▸ TASK REQUIREMENTS
Where a line in the listing contains the string "ابتدای", copy that line out.

** START OF MATERIAL TO PROCESS **

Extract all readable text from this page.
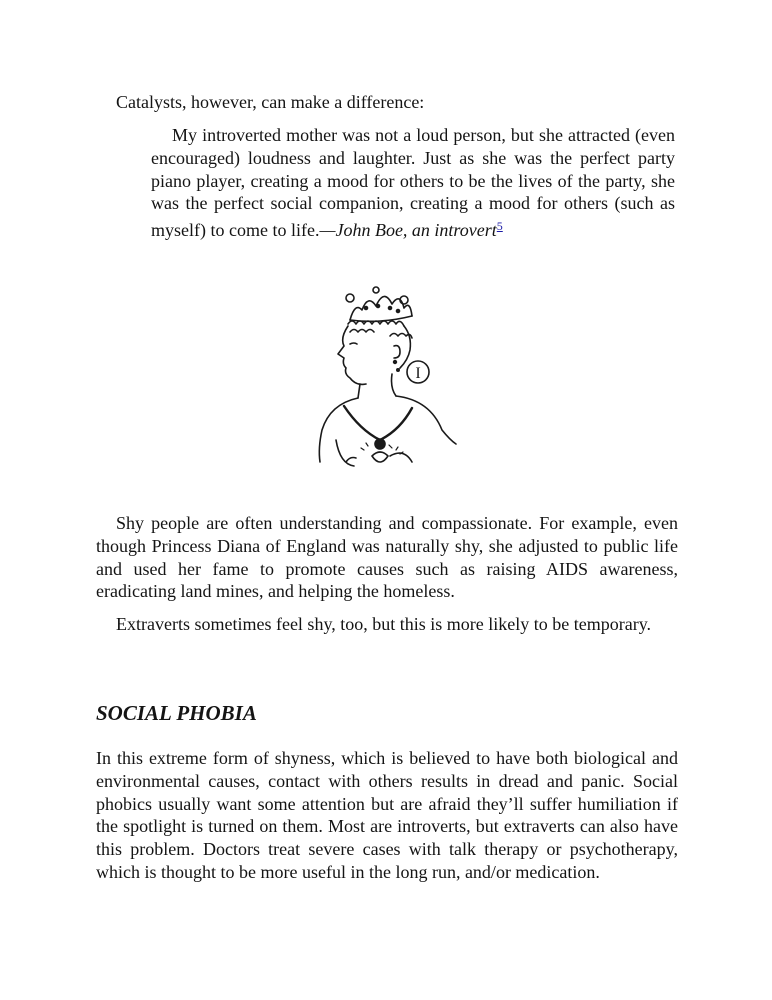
Catalysts, however, can make a difference:

My introverted mother was not a loud person, but she attracted (even encouraged) loudness and laughter. Just as she was the perfect party piano player, creating a mood for others to be the lives of the party, she was the perfect social companion, creating a mood for others (such as myself) to come to life.—John Boe, an introvert$^5$

I

Shy people are often understanding and compassionate. For example, even though Princess Diana of England was naturally shy, she adjusted to public life and used her fame to promote causes such as raising AIDS awareness, eradicating land mines, and helping the homeless.

Extraverts sometimes feel shy, too, but this is more likely to be temporary.

SOCIAL PHOBIA

In this extreme form of shyness, which is believed to have both biological and environmental causes, contact with others results in dread and panic. Social phobics usually want some attention but are afraid they’ll suffer humiliation if the spotlight is turned on them. Most are introverts, but extraverts can also have this problem. Doctors treat severe cases with talk therapy or psychotherapy, which is thought to be more useful in the long run, and/or medication.
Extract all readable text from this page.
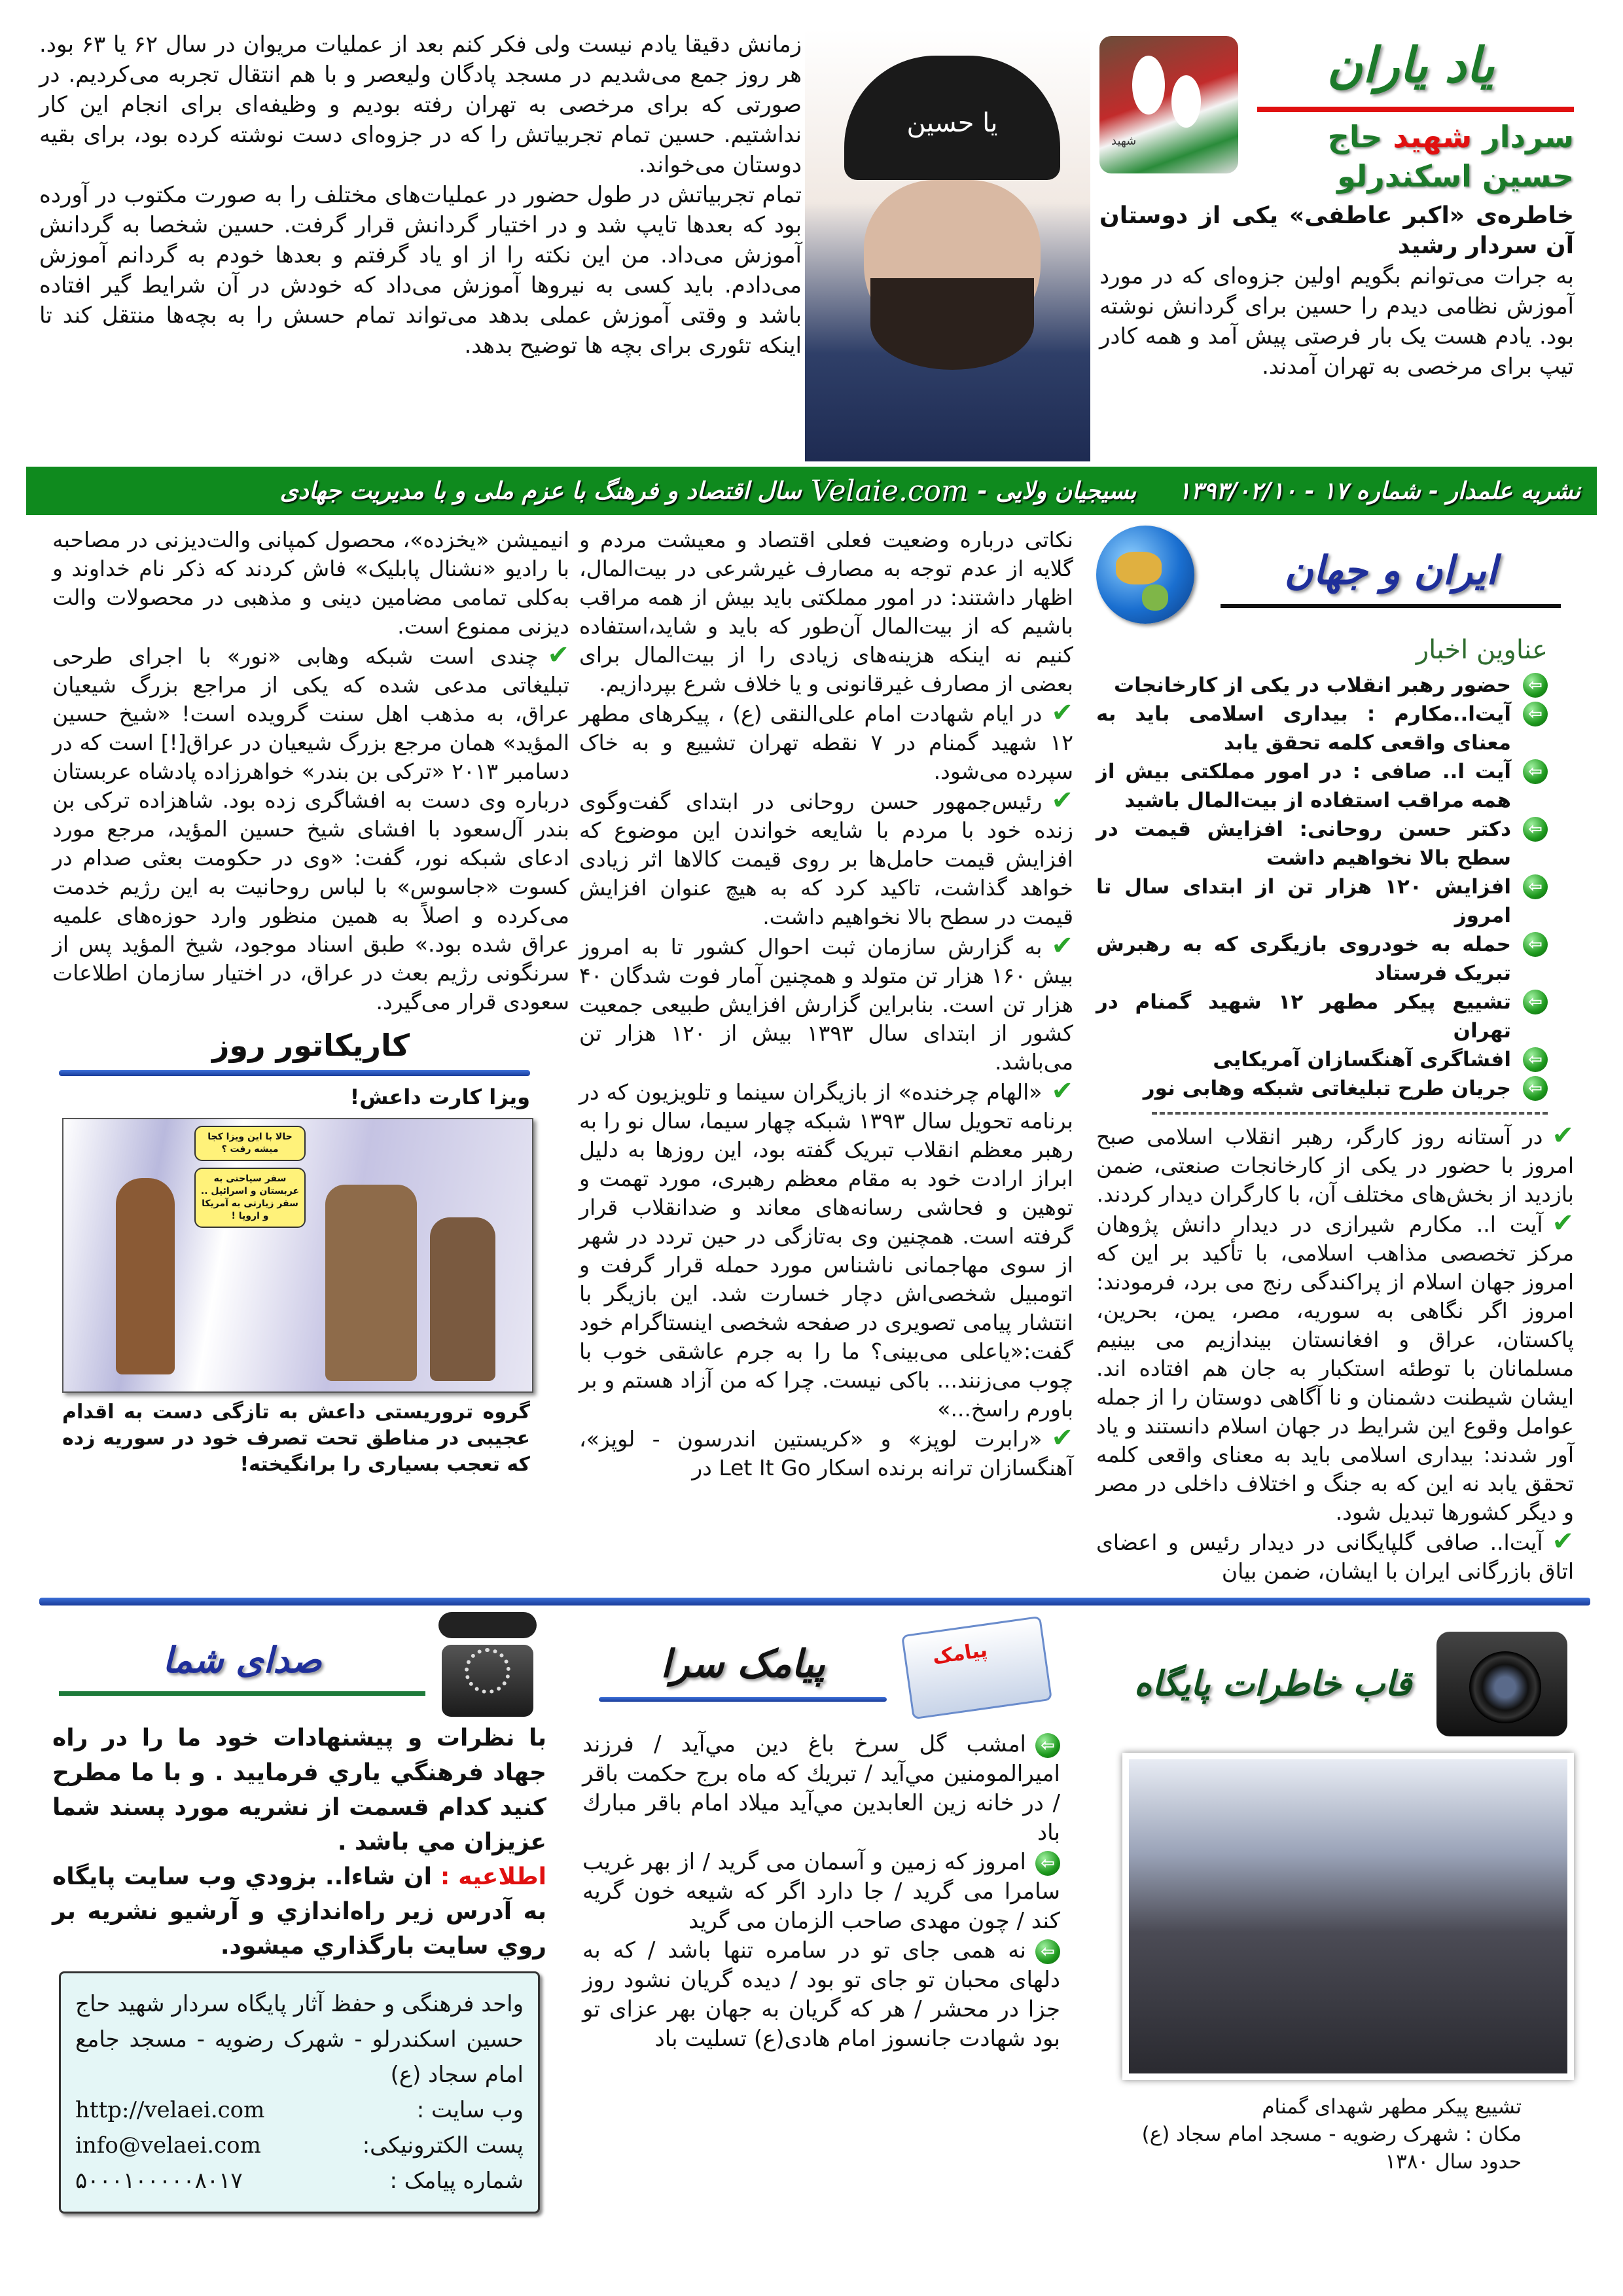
زمانش دقیقا یادم نیست ولی فکر کنم بعد از عملیات مریوان در سال ۶۲ یا ۶۳ بود. هر روز جمع می‌شدیم در مسجد پادگان ولیعصر و با هم انتقال تجربه می‌کردیم. در صورتی که برای مرخصی به تهران رفته بودیم و وظیفه‌ای برای انجام این کار نداشتیم. حسین تمام تجربیاتش را که در جزوه‌ای دست نوشته کرده بود، برای بقیه دوستان می‌خواند.

تمام تجربیاتش در طول حضور در عملیات‌های مختلف را به صورت مکتوب در آورده بود که بعدها تایپ شد و در اختیار گردانش قرار گرفت. حسین شخصا به گردانش آموزش می‌داد. من این نکته را از او یاد گرفتم و بعدها خودم به گردانم آموزش می‌دادم. باید کسی به نیروها آموزش می‌داد که خودش در آن شرایط گیر افتاده باشد و وقتی آموزش عملی بدهد می‌تواند تمام حسش را به بچه‌ها منتقل کند تا اینکه تئوری برای بچه ها توضیح بدهد.

یا حسین
شهید
یاد یاران
سردار شهید حاج حسین اسکندرلو
خاطره‌ی «اکبر عاطفی» یکی از دوستان آن سردار رشید
به جرات می‌توانم بگویم اولین جزوه‌ای که در مورد آموزش نظامی دیدم را حسین برای گردانش نوشته بود. یادم هست یک بار فرصتی پیش آمد و همه کادر تیپ برای مرخصی به تهران آمدند.
نشریه علمدار - شماره ۱۷ - ۱۳۹۳/۰۲/۱۰
بسیجیان ولایی -
Velaie.com
سال اقتصاد و فرهنگ با عزم ملی و با مدیریت جهادی

انیمیشن «یخزده»، محصول کمپانی والت‌دیزنی در مصاحبه با رادیو «نشنال پابلیک» فاش کردند که ذکر نام خداوند و به‌کلی تمامی مضامین دینی و مذهبی در محصولات والت دیزنی ممنوع است.

✔چندی است شبکه وهابی «نور» با اجرای طرحی تبلیغاتی مدعی شده که یکی از مراجع بزرگ شیعیان عراق، به مذهب اهل سنت گرویده است! «شیخ حسین المؤید» همان مرجع بزرگ شیعیان در عراق[!] است که در دسامبر ۲۰۱۳ «ترکی بن بندر» خواهرزاده پادشاه عربستان درباره وی دست به افشاگری زده بود. شاهزاده ترکی بن بندر آل‌سعود با افشای شیخ حسین المؤید، مرجع مورد ادعای شبکه نور، گفت: «وی در حکومت بعثی صدام در کسوت «جاسوس» با لباس روحانیت به این رژیم خدمت می‌کرده و اصلاً به همین منظور وارد حوزه‌های علمیه عراق شده بود.» طبق اسناد موجود، شیخ المؤید پس از سرنگونی رژیم بعث در عراق، در اختیار سازمان اطلاعات سعودی قرار می‌گیرد.

کاریکاتور روز
ویزا کارت داعش!
حالا با این ویزا کجا میشه رفت ؟
سفر سیاحتی به عربستان و اسرائیل .. سفر زیارتی به آمریکا و اروپا !
گروه تروریستی داعش به تازگی دست به اقدام عجیبی در مناطق تحت تصرف خود در سوریه زده که تعجب بسیاری را برانگیخته!

نکاتی درباره وضعیت فعلی اقتصاد و معیشت مردم و گلایه از عدم توجه به مصارف غیرشرعی در بیت‌المال، اظهار داشتند: در امور مملکتی باید بیش از همه مراقب باشیم که از بیت‌المال آن‌طور که باید و شاید،استفاده کنیم نه اینکه هزینه‌های زیادی را از بیت‌المال برای بعضی از مصارف غیرقانونی و یا خلاف شرع بپردازیم.

✔در ایام شهادت امام علی‌النقی (ع) ، پیکرهای مطهر ۱۲ شهید گمنام در ۷ نقطه تهران تشییع و به خاک سپرده می‌شود.

✔رئیس‌جمهور حسن روحانی در ابتدای گفت‌وگوی زنده خود با مردم با شایعه خواندن این موضوع که افزایش قیمت حامل‌ها بر روی قیمت کالاها اثر زیادی خواهد گذاشت، تاکید کرد که به هیچ عنوان افزایش قیمت در سطح بالا نخواهیم داشت.

✔به گزارش سازمان ثبت احوال کشور تا به امروز بیش ۱۶۰ هزار تن متولد و همچنین آمار فوت شدگان ۴۰ هزار تن است. بنابراین گزارش افزایش طبیعی جمعیت کشور از ابتدای سال ۱۳۹۳ بیش از ۱۲۰ هزار تن می‌باشد.

✔«الهام چرخنده» از بازیگران سینما و تلویزیون که در برنامه تحویل سال ۱۳۹۳ شبکه چهار سیما، سال نو را به رهبر معظم انقلاب تبریک گفته بود، این روزها به دلیل ابراز ارادت خود به مقام معظم رهبری، مورد تهمت و توهین و فحاشی رسانه‌های معاند و ضدانقلاب قرار گرفته است. همچنین وی به‌تازگی در حین تردد در شهر از سوی مهاجمانی ناشناس مورد حمله قرار گرفت و اتومبیل شخصی‌اش دچار خسارت شد. این بازیگر با انتشار پیامی تصویری در صفحه شخصی اینستاگرام خود گفت:«یاعلی می‌بینی؟ ما را به جرم عاشقی خوب با چوب می‌زنند... باکی نیست. چرا که من آزاد هستم و بر باورم راسخ...»

✔«رابرت لوپز» و «کریستین اندرسون - لوپز»، آهنگسازان ترانه برنده اسکار Let It Go در

ایران و جهان
عناوین اخبار
⇦
حضور رهبر انقلاب در یکی از کارخانجات
⇦
آیت‌ا..مکارم : بیداری اسلامی باید به معنای واقعی کلمه تحقق یابد
⇦
آیت ا.. صافی : در امور مملکتی بیش از همه مراقب استفاده از بیت‌المال باشید
⇦
دکتر حسن روحانی: افزایش قیمت در سطح بالا نخواهیم داشت
⇦
افزایش ۱۲۰ هزار تن از ابتدای سال تا امروز
⇦
حمله به خودروی بازیگری که به رهبرش تبریک فرستاد
⇦
تشییع پیکر مطهر ۱۲ شهید گمنام در تهران
⇦
افشاگری آهنگسازان آمریکایی
⇦
جریان طرح تبلیغاتی شبکه وهابی نور

✔در آستانه روز کارگر، رهبر انقلاب اسلامی صبح امروز با حضور در یکی از کارخانجات صنعتی، ضمن بازدید از بخش‌های مختلف آن، با کارگران دیدار کردند.

✔آیت ا.. مکارم شیرازی در دیدار دانش پژوهان مرکز تخصصی مذاهب اسلامی، با تأکید بر این که امروز جهان اسلام از پراکندگی رنج می برد، فرمودند: امروز اگر نگاهی به سوریه، مصر، یمن، بحرین، پاکستان، عراق و افغانستان بیندازیم می بینیم مسلمانان با توطئه استکبار به جان هم افتاده اند. ایشان شیطنت دشمنان و نا آگاهی دوستان را از جمله عوامل وقوع این شرایط در جهان اسلام دانستند و یاد آور شدند: بیداری اسلامی باید به معنای واقعی کلمه تحقق یابد نه این که به جنگ و اختلاف داخلی در مصر و دیگر کشورها تبدیل شود.

✔آیت‌ا.. صافی گلپایگانی در دیدار رئیس و اعضای اتاق بازرگانی ایران با ایشان، ضمن بیان

صدای شما
با نظرات و پيشنهادات خود ما را در راه جهاد فرهنگي ياري فرماييد . و با ما مطرح كنيد كدام قسمت از نشريه مورد پسند شما عزيزان مي باشد .
اطلاعیه : ان شاءا.. بزودي وب سايت پايگاه به آدرس زير راه‌اندازي و آرشيو نشريه بر روي سايت بارگذاري ميشود.
واحد فرهنگی و حفظ آثار پایگاه سردار شهید حاج حسین اسکندرلو - شهرک رضویه - مسجد جامع امام سجاد (ع)
وب سایت :
http://velaei.com
پست الکترونیکی:
info@velaei.com
شماره پیامک :
۵۰۰۰۱۰۰۰۰۰۸۰۱۷
پیامک سرا	پیامک

⇦امشب گل سرخ باغ دین مي‌آيد / فرزند اميرالمومنين مي‌آيد / تبريك كه ماه برج حكمت باقر / در خانه زين العابدين مي‌آيد ميلاد امام باقر مبارك باد

⇦امروز که زمین و آسمان می گرید / از بهر غریب سامرا می گرید / جا دارد اگر که شیعه خون گریه کند / چون مهدی صاحب الزمان می گرید

⇦نه همی جای تو در سامره تنها باشد / که به دلهای محبان تو جای تو بود / دیده گریان نشود روز جزا در محشر / هر که گریان به جهان بهر عزای تو بود شهادت جانسوز امام هادی(ع) تسلیت باد

قاب خاطرات پایگاه
تشییع پیکر مطهر شهدای گمنام
مکان : شهرک رضویه - مسجد امام سجاد (ع)
حدود سال ۱۳۸۰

** END OF MATERIAL TO PROCESS **

▸ TASK ANSWER
✔رئیس‌جمهور حسن روحانی در ابتدای گفت‌وگوی زنده خود با مردم با شایعه خواندن این موضوع که افزایش قیمت حامل‌ها بر روی قیمت کالاها اثر زیادی خواهد گذاشت، تاکید کرد که به هیچ عنوان افزایش قیمت در سطح بالا نخواهیم داشت.
✔به گزارش سازمان ثبت احوال کشور تا به امروز بیش ۱۶۰ هزار تن متولد و همچنین آمار فوت شدگان ۴۰ هزار تن است. بنابراین گزارش افزایش طبیعی جمعیت کشور از ابتدای سال ۱۳۹۳ بیش از ۱۲۰ هزار تن می‌باشد.
افزایش ۱۲۰ هزار تن از ابتدای سال تا امروز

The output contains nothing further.